* START DATA LINES *

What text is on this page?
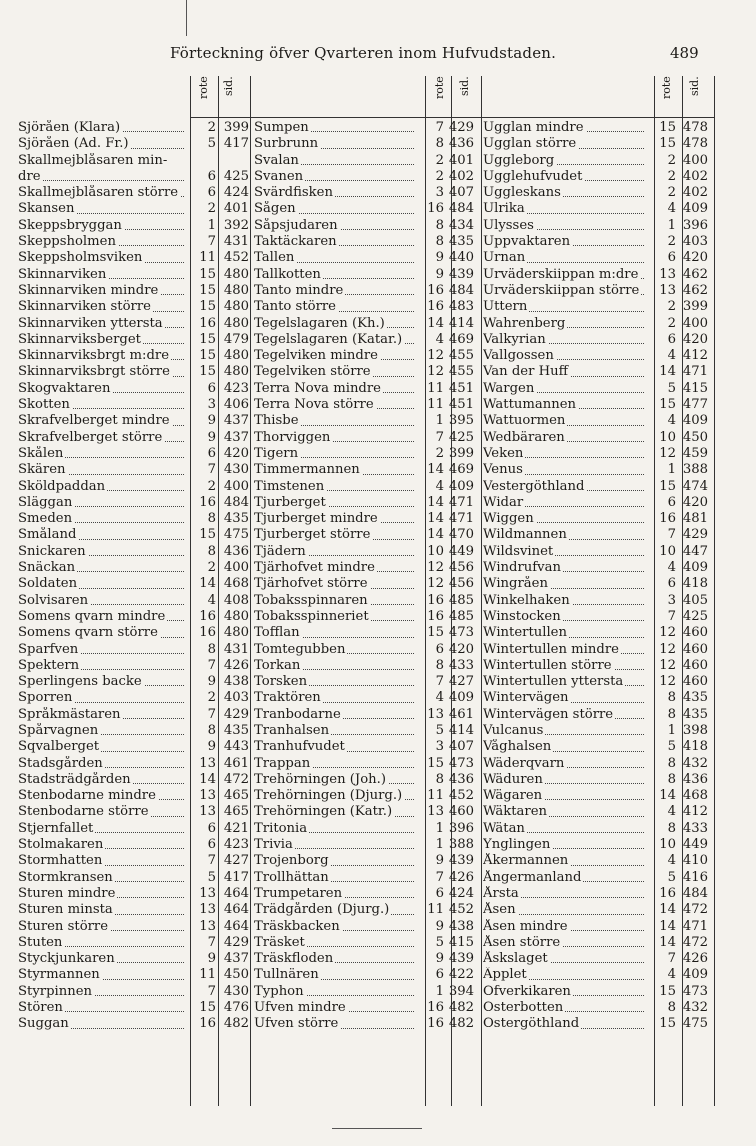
Förteckning öfver Qvarteren inom Hufvudstaden.	489
rote sid.	rote sid.	rote sid.
Sjöråen (Klara)	2 399
Sjöråen (Ad. Fr.)	5 417
Skallmejblåsaren min-
dre	6 425
Skallmejblåsaren större	6 424
Skansen	2 401
Skeppsbryggan	1 392
Skeppsholmen	7 431
Skeppsholmsviken	11 452
Skinnarviken	15 480
Skinnarviken mindre	15 480
Skinnarviken större	15 480
Skinnarviken yttersta	16 480
Skinnarviksberget	15 479
Skinnarviksbrgt m:dre	15 480
Skinnarviksbrgt större	15 480
Skogvaktaren	6 423
Skotten	3 406
Skrafvelberget mindre	9 437
Skrafvelberget större	9 437
Skålen	6 420
Skären	7 430
Sköldpaddan	2 400
Släggan	16 484
Smeden	8 435
Småland	15 475
Snickaren	8 436
Snäckan	2 400
Soldaten	14 468
Solvisaren	4 408
Somens qvarn mindre	16 480
Somens qvarn större	16 480
Sparfven	8 431
Spektern	7 426
Sperlingens backe	9 438
Sporren	2 403
Språkmästaren	7 429
Spårvagnen	8 435
Sqvalberget	9 443
Stadsgården	13 461
Stadsträdgården	14 472
Stenbodarne mindre	13 465
Stenbodarne större	13 465
Stjernfallet	6 421
Stolmakaren	6 423
Stormhatten	7 427
Stormkransen	5 417
Sturen mindre	13 464
Sturen minsta	13 464
Sturen större	13 464
Stuten	7 429
Styckjunkaren	9 437
Styrmannen	11 450
Styrpinnen	7 430
Stören	15 476
Suggan	16 482
Sumpen	7 429
Surbrunn	8 436
Svalan	2 401
Svanen	2 402
Svärdfisken	3 407
Sågen	16 484
Såpsjudaren	8 434
Taktäckaren	8 435
Tallen	9 440
Tallkotten	9 439
Tanto mindre	16 484
Tanto större	16 483
Tegelslagaren (Kh.)	14 414
Tegelslagaren (Katar.)	4 469
Tegelviken mindre	12 455
Tegelviken större	12 455
Terra Nova mindre	11 451
Terra Nova större	11 451
Thisbe	1 395
Thorviggen	7 425
Tigern	2 399
Timmermannen	14 469
Timstenen	4 409
Tjurberget	14 471
Tjurberget mindre	14 471
Tjurberget större	14 470
Tjädern	10 449
Tjärhofvet mindre	12 456
Tjärhofvet större	12 456
Tobaksspinnaren	16 485
Tobaksspinneriet	16 485
Tofflan	15 473
Tomtegubben	6 420
Torkan	8 433
Torsken	7 427
Traktören	4 409
Tranbodarne	13 461
Tranhalsen	5 414
Tranhufvudet	3 407
Trappan	15 473
Trehörningen (Joh.)	8 436
Trehörningen (Djurg.)	11 452
Trehörningen (Katr.)	13 460
Tritonia	1 396
Trivia	1 388
Trojenborg	9 439
Trollhättan	7 426
Trumpetaren	6 424
Trädgården (Djurg.)	11 452
Träskbacken	9 438
Träsket	5 415
Träskfloden	9 439
Tullnären	6 422
Typhon	1 394
Ufven mindre	16 482
Ufven större	16 482
Ugglan mindre	15 478
Ugglan större	15 478
Uggleborg	2 400
Ugglehufvudet	2 402
Uggleskans	2 402
Ulrika	4 409
Ulysses	1 396
Uppvaktaren	2 403
Urnan	6 420
Urväderskiippan m:dre	13 462
Urväderskiippan större	13 462
Uttern	2 399
Wahrenberg	2 400
Valkyrian	6 420
Vallgossen	4 412
Van der Huff	14 471
Wargen	5 415
Wattumannen	15 477
Wattuormen	4 409
Wedbäraren	10 450
Veken	12 459
Venus	1 388
Vestergöthland	15 474
Widar	6 420
Wiggen	16 481
Wildmannen	7 429
Wildsvinet	10 447
Windrufvan	4 409
Wingråen	6 418
Winkelhaken	3 405
Winstocken	7 425
Wintertullen	12 460
Wintertullen mindre	12 460
Wintertullen större	12 460
Wintertullen yttersta	12 460
Wintervägen	8 435
Wintervägen större	8 435
Vulcanus	1 398
Våghalsen	5 418
Wäderqvarn	8 432
Wäduren	8 436
Wägaren	14 468
Wäktaren	4 412
Wätan	8 433
Ynglingen	10 449
Åkermannen	4 410
Ångermanland	5 416
Årsta	16 484
Åsen	14 472
Åsen mindre	14 471
Åsen större	14 472
Åskslaget	7 426
Äpplet	4 409
Öfverkikaren	15 473
Österbotten	8 432
Östergöthland	15 475
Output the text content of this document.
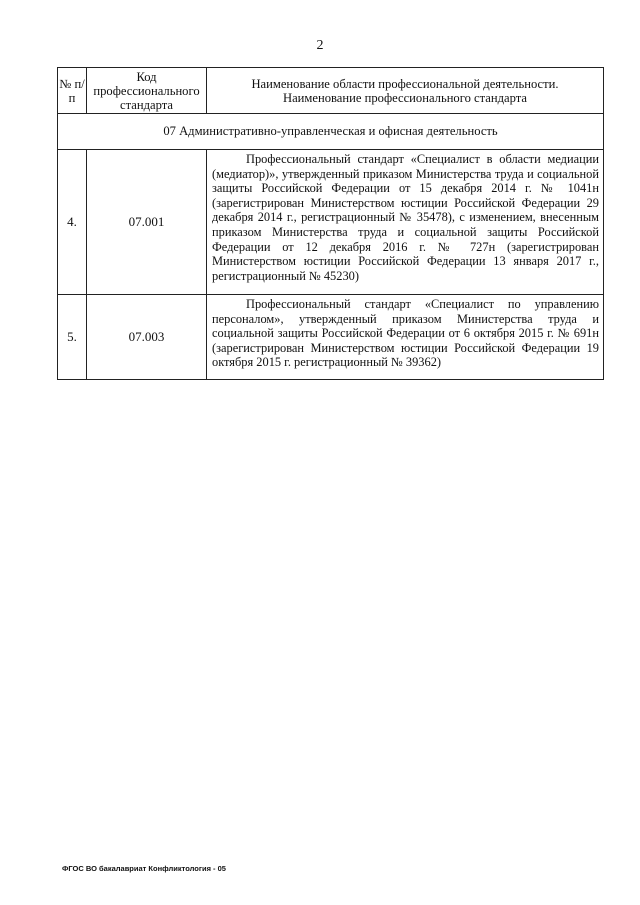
2
№ п/п	Код профессионального стандарта	Наименование области профессиональной деятельности.
Наименование профессионального стандарта

07 Административно-управленческая и офисная деятельность		
4.	07.001	Профессиональный стандарт «Специалист в области медиации (медиатор)», утвержденный приказом Министерства труда и социальной защиты Российской Федерации от 15 декабря 2014 г. № 1041н (зарегистрирован Министерством юстиции Российской Федерации 29 декабря 2014 г., регистрационный № 35478), с изменением, внесенным приказом Министерства труда и социальной защиты Российской Федерации от 12 декабря 2016 г. № 727н (зарегистрирован Министерством юстиции Российской Федерации 13 января 2017 г., регистрационный № 45230)

5.	07.003	Профессиональный стандарт «Специалист по управлению персоналом», утвержденный приказом Министерства труда и социальной защиты Российской Федерации от 6 октября 2015 г. № 691н (зарегистрирован Министерством юстиции Российской Федерации 19 октября 2015 г. регистрационный № 39362)

ФГОС ВО бакалавриат Конфликтология - 05
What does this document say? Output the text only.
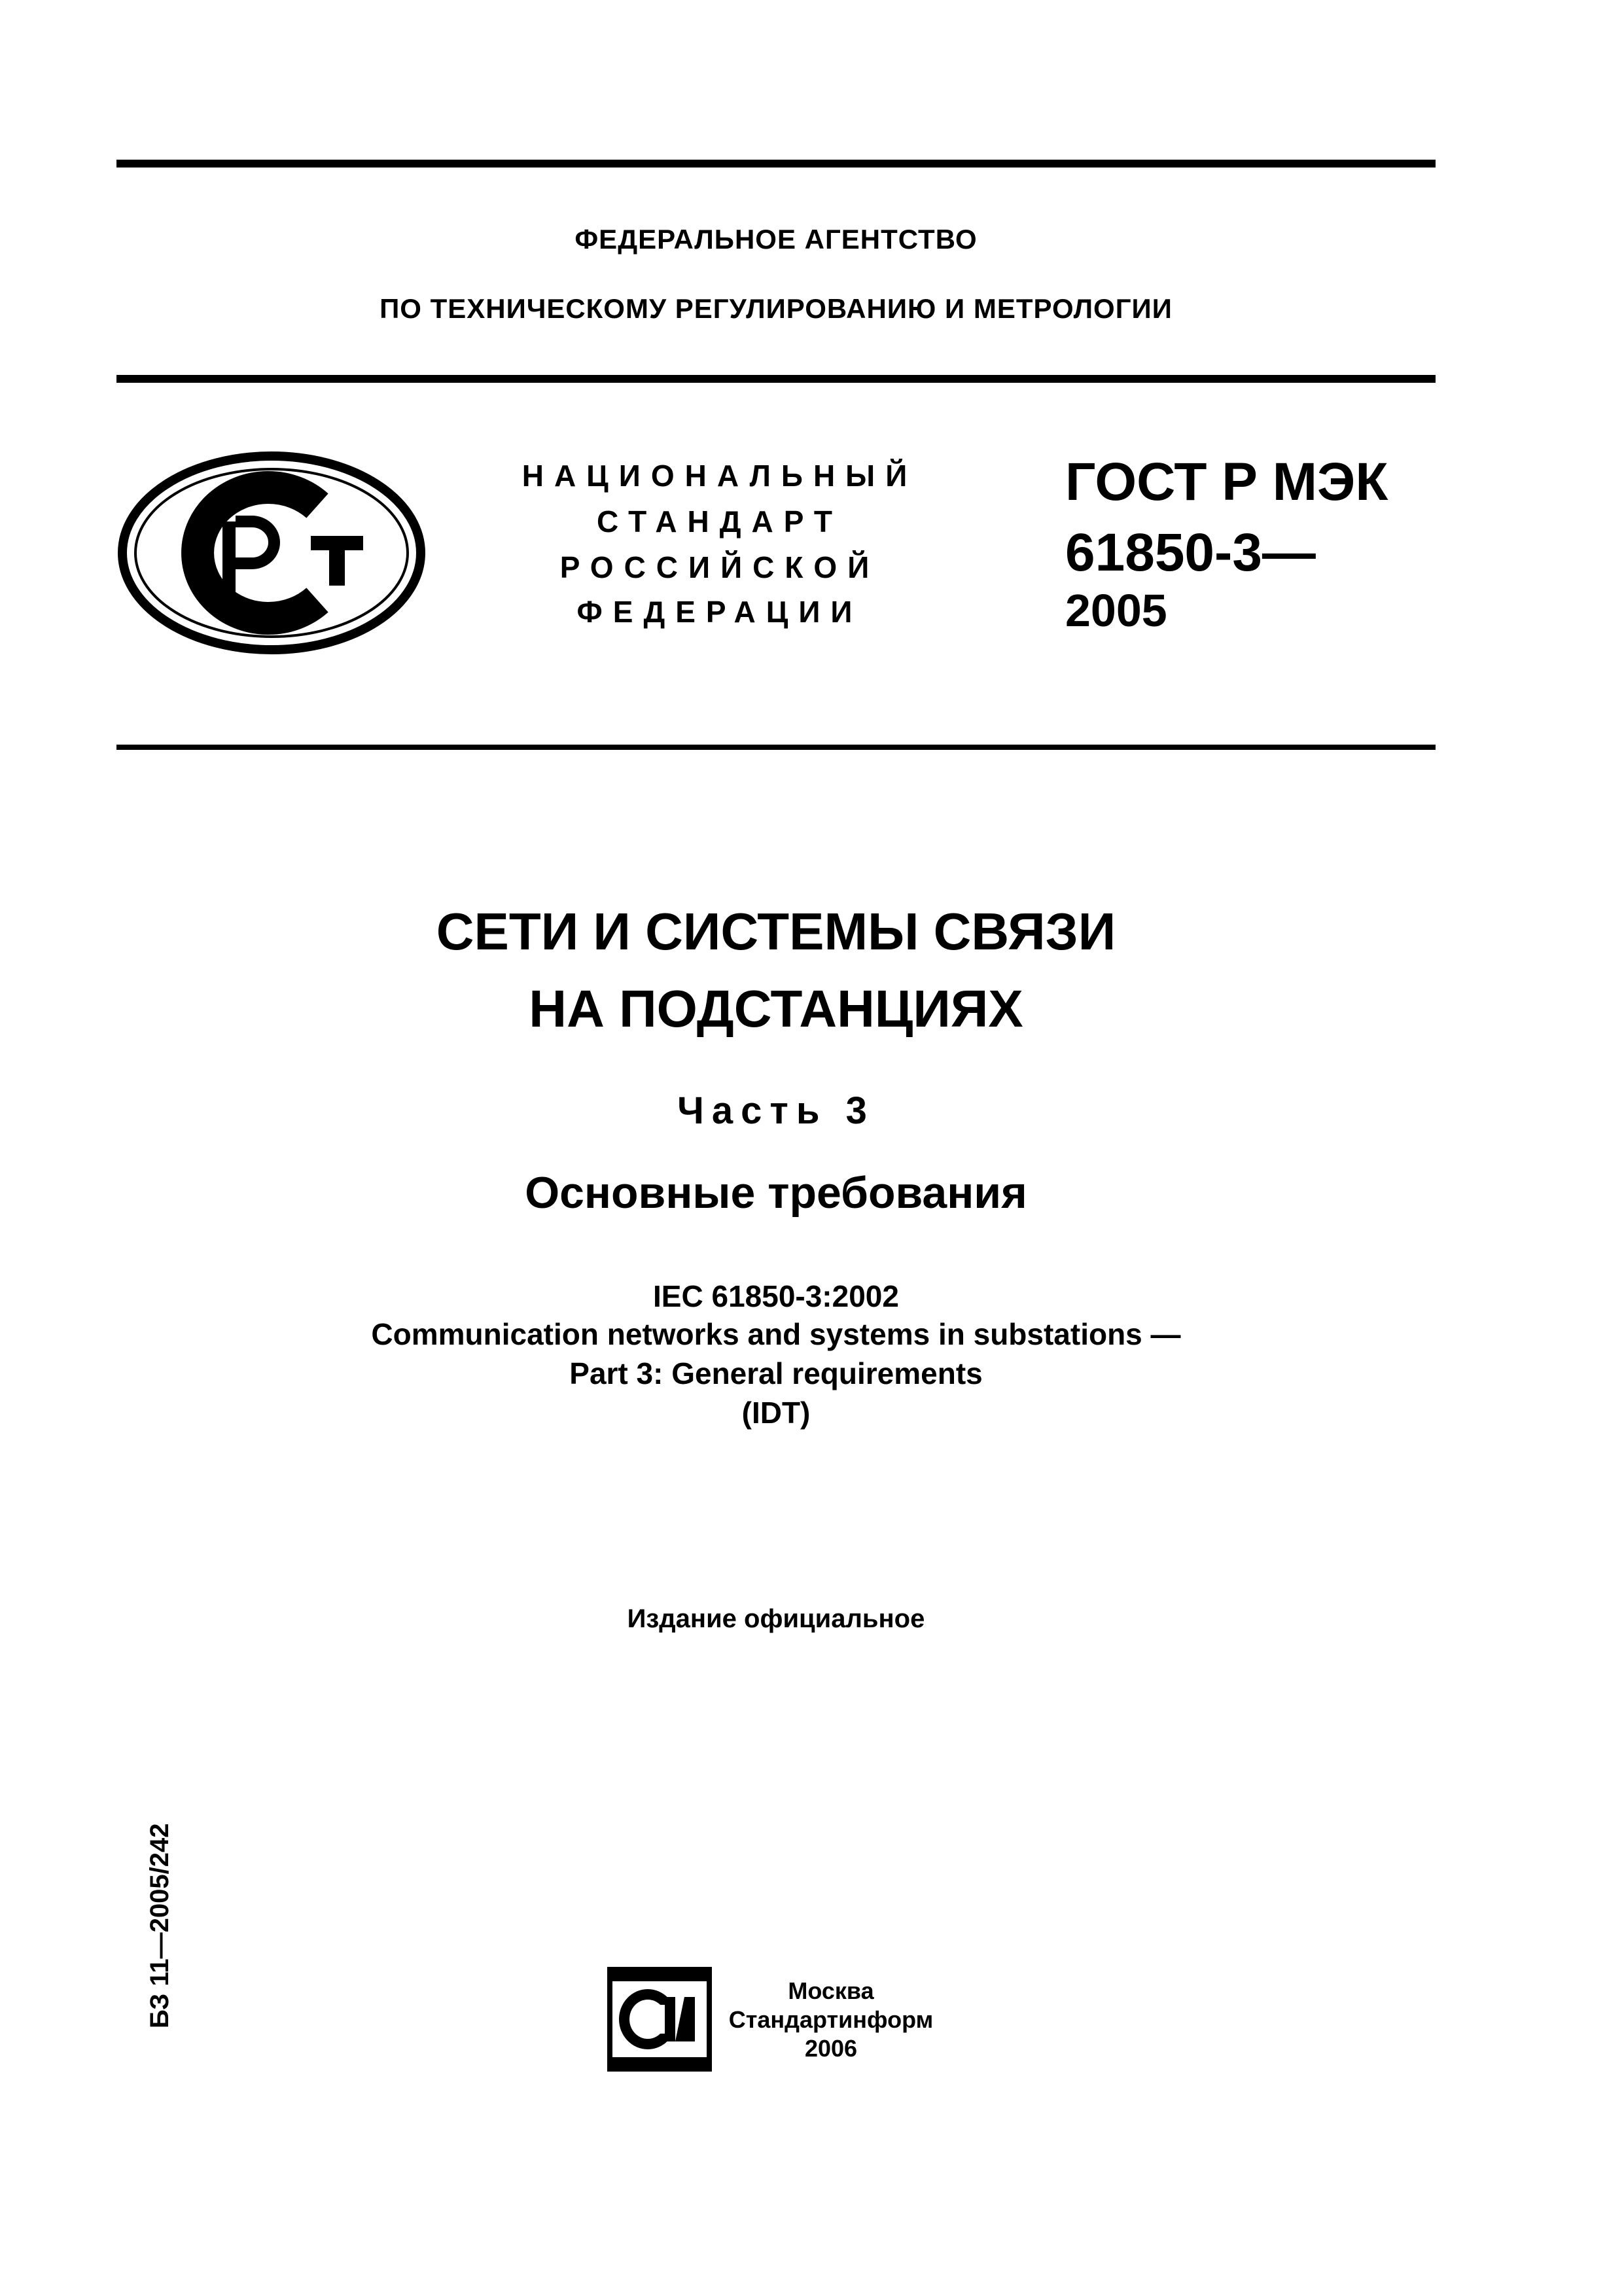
ФЕДЕРАЛЬНОЕ АГЕНТСТВО
ПО ТЕХНИЧЕСКОМУ РЕГУЛИРОВАНИЮ И МЕТРОЛОГИИ
НАЦИОНАЛЬНЫЙ
СТАНДАРТ
РОССИЙСКОЙ
ФЕДЕРАЦИИ
ГОСТ Р МЭК
61850-3—
2005
СЕТИ И СИСТЕМЫ СВЯЗИ
НА ПОДСТАНЦИЯХ
Часть 3
Основные требования
IEC 61850-3:2002
Communication networks and systems in substations —
Part 3: General requirements
(IDT)
Издание официальное
БЗ 11—2005/242	Москва
Стандартинформ
2006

* END DATA LINES *

▸ **EXERCISE REQUIREMENTS**:
Set each line of the records down exactly, leaving every picture out.

▸ **ANSWER TO THIS PROBLEM**:
What text is on this page?
Förteckning öfver Qvarteren inom Hufvudstaden.	489
rote sid.	rote sid.	rote sid.
Sjöråen (Klara)	2 399
Sjöråen (Ad. Fr.)	5 417
Skallmejblåsaren min-
dre	6 425
Skallmejblåsaren större	6 424
Skansen	2 401
Skeppsbryggan	1 392
Skeppsholmen	7 431
Skeppsholmsviken	11 452
Skinnarviken	15 480
Skinnarviken mindre	15 480
Skinnarviken större	15 480
Skinnarviken yttersta	16 480
Skinnarviksberget	15 479
Skinnarviksbrgt m:dre	15 480
Skinnarviksbrgt större	15 480
Skogvaktaren	6 423
Skotten	3 406
Skrafvelberget mindre	9 437
Skrafvelberget större	9 437
Skålen	6 420
Skären	7 430
Sköldpaddan	2 400
Släggan	16 484
Smeden	8 435
Småland	15 475
Snickaren	8 436
Snäckan	2 400
Soldaten	14 468
Solvisaren	4 408
Somens qvarn mindre	16 480
Somens qvarn större	16 480
Sparfven	8 431
Spektern	7 426
Sperlingens backe	9 438
Sporren	2 403
Språkmästaren	7 429
Spårvagnen	8 435
Sqvalberget	9 443
Stadsgården	13 461
Stadsträdgården	14 472
Stenbodarne mindre	13 465
Stenbodarne större	13 465
Stjernfallet	6 421
Stolmakaren	6 423
Stormhatten	7 427
Stormkransen	5 417
Sturen mindre	13 464
Sturen minsta	13 464
Sturen större	13 464
Stuten	7 429
Styckjunkaren	9 437
Styrmannen	11 450
Styrpinnen	7 430
Stören	15 476
Suggan	16 482
Sumpen	7 429
Surbrunn	8 436
Svalan	2 401
Svanen	2 402
Svärdfisken	3 407
Sågen	16 484
Såpsjudaren	8 434
Taktäckaren	8 435
Tallen	9 440
Tallkotten	9 439
Tanto mindre	16 484
Tanto större	16 483
Tegelslagaren (Kh.)	14 414
Tegelslagaren (Katar.)	4 469
Tegelviken mindre	12 455
Tegelviken större	12 455
Terra Nova mindre	11 451
Terra Nova större	11 451
Thisbe	1 395
Thorviggen	7 425
Tigern	2 399
Timmermannen	14 469
Timstenen	4 409
Tjurberget	14 471
Tjurberget mindre	14 471
Tjurberget större	14 470
Tjädern	10 449
Tjärhofvet mindre	12 456
Tjärhofvet större	12 456
Tobaksspinnaren	16 485
Tobaksspinneriet	16 485
Tofflan	15 473
Tomtegubben	6 420
Torkan	8 433
Torsken	7 427
Traktören	4 409
Tranbodarne	13 461
Tranhalsen	5 414
Tranhufvudet	3 407
Trappan	15 473
Trehörningen (Joh.)	8 436
Trehörningen (Djurg.)	11 452
Trehörningen (Katr.)	13 460
Tritonia	1 396
Trivia	1 388
Trojenborg	9 439
Trollhättan	7 426
Trumpetaren	6 424
Trädgården (Djurg.)	11 452
Träskbacken	9 438
Träsket	5 415
Träskfloden	9 439
Tullnären	6 422
Typhon	1 394
Ufven mindre	16 482
Ufven större	16 482
Ugglan mindre	15 478
Ugglan större	15 478
Uggleborg	2 400
Ugglehufvudet	2 402
Uggleskans	2 402
Ulrika	4 409
Ulysses	1 396
Uppvaktaren	2 403
Urnan	6 420
Urväderskiippan m:dre	13 462
Urväderskiippan större	13 462
Uttern	2 399
Wahrenberg	2 400
Valkyrian	6 420
Vallgossen	4 412
Van der Huff	14 471
Wargen	5 415
Wattumannen	15 477
Wattuormen	4 409
Wedbäraren	10 450
Veken	12 459
Venus	1 388
Vestergöthland	15 474
Widar	6 420
Wiggen	16 481
Wildmannen	7 429
Wildsvinet	10 447
Windrufvan	4 409
Wingråen	6 418
Winkelhaken	3 405
Winstocken	7 425
Wintertullen	12 460
Wintertullen mindre	12 460
Wintertullen större	12 460
Wintertullen yttersta	12 460
Wintervägen	8 435
Wintervägen större	8 435
Vulcanus	1 398
Våghalsen	5 418
Wäderqvarn	8 432
Wäduren	8 436
Wägaren	14 468
Wäktaren	4 412
Wätan	8 433
Ynglingen	10 449
Åkermannen	4 410
Ångermanland	5 416
Årsta	16 484
Åsen	14 472
Åsen mindre	14 471
Åsen större	14 472
Åskslaget	7 426
Äpplet	4 409
Öfverkikaren	15 473
Österbotten	8 432
Östergöthland	15 475
Output the text content of this document.
2
№ п/п	Код профессионального стандарта	Наименование области профессиональной деятельности.
Наименование профессионального стандарта

07 Административно-управленческая и офисная деятельность		
4.	07.001	Профессиональный стандарт «Специалист в области медиации (медиатор)», утвержденный приказом Министерства труда и социальной защиты Российской Федерации от 15 декабря 2014 г. № 1041н (зарегистрирован Министерством юстиции Российской Федерации 29 декабря 2014 г., регистрационный № 35478), с изменением, внесенным приказом Министерства труда и социальной защиты Российской Федерации от 12 декабря 2016 г. № 727н (зарегистрирован Министерством юстиции Российской Федерации 13 января 2017 г., регистрационный № 45230)

5.	07.003	Профессиональный стандарт «Специалист по управлению персоналом», утвержденный приказом Министерства труда и социальной защиты Российской Федерации от 6 октября 2015 г. № 691н (зарегистрирован Министерством юстиции Российской Федерации 19 октября 2015 г. регистрационный № 39362)

ФГОС ВО бакалавриат Конфликтология - 05
What does this document say? Output the text only.
ФЕДЕРАЛЬНОЕ АГЕНТСТВО
ПО ТЕХНИЧЕСКОМУ РЕГУЛИРОВАНИЮ И МЕТРОЛОГИИ
НАЦИОНАЛЬНЫЙ
СТАНДАРТ
РОССИЙСКОЙ
ФЕДЕРАЦИИ
ГОСТ Р МЭК
61850-3—
2005
СЕТИ И СИСТЕМЫ СВЯЗИ
НА ПОДСТАНЦИЯХ
Часть 3
Основные требования
IEC 61850-3:2002
Communication networks and systems in substations —
Part 3: General requirements
(IDT)
Издание официальное
БЗ 11—2005/242	Москва
Стандартинформ
2006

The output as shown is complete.